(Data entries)
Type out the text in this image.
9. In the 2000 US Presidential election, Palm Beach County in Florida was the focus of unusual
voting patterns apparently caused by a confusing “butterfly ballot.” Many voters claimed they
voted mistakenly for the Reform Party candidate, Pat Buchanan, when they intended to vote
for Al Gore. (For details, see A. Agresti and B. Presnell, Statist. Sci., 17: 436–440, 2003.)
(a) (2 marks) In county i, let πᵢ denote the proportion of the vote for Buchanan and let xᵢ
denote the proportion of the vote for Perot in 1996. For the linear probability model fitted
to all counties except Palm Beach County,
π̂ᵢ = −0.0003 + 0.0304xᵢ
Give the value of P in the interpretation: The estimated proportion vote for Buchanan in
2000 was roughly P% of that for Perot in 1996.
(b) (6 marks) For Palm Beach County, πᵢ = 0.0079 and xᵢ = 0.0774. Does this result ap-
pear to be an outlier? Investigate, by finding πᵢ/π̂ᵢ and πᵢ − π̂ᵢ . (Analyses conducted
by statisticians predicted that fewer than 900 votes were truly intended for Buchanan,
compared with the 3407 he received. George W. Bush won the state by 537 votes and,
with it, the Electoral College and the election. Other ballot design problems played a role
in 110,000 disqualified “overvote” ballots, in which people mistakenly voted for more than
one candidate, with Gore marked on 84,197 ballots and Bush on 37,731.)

• _TASK BRIEF_: Search the data for the string "Buchanan" and copy each line where it appears.

• _RESPONSE FOR THIS EXERCISE_:
voted mistakenly for the Reform Party candidate, Pat Buchanan, when they intended to vote
(a) (2 marks) In county i, let πᵢ denote the proportion of the vote for Buchanan and let xᵢ
Give the value of P in the interpretation: The estimated proportion vote for Buchanan in
by statisticians predicted that fewer than 900 votes were truly intended for Buchanan,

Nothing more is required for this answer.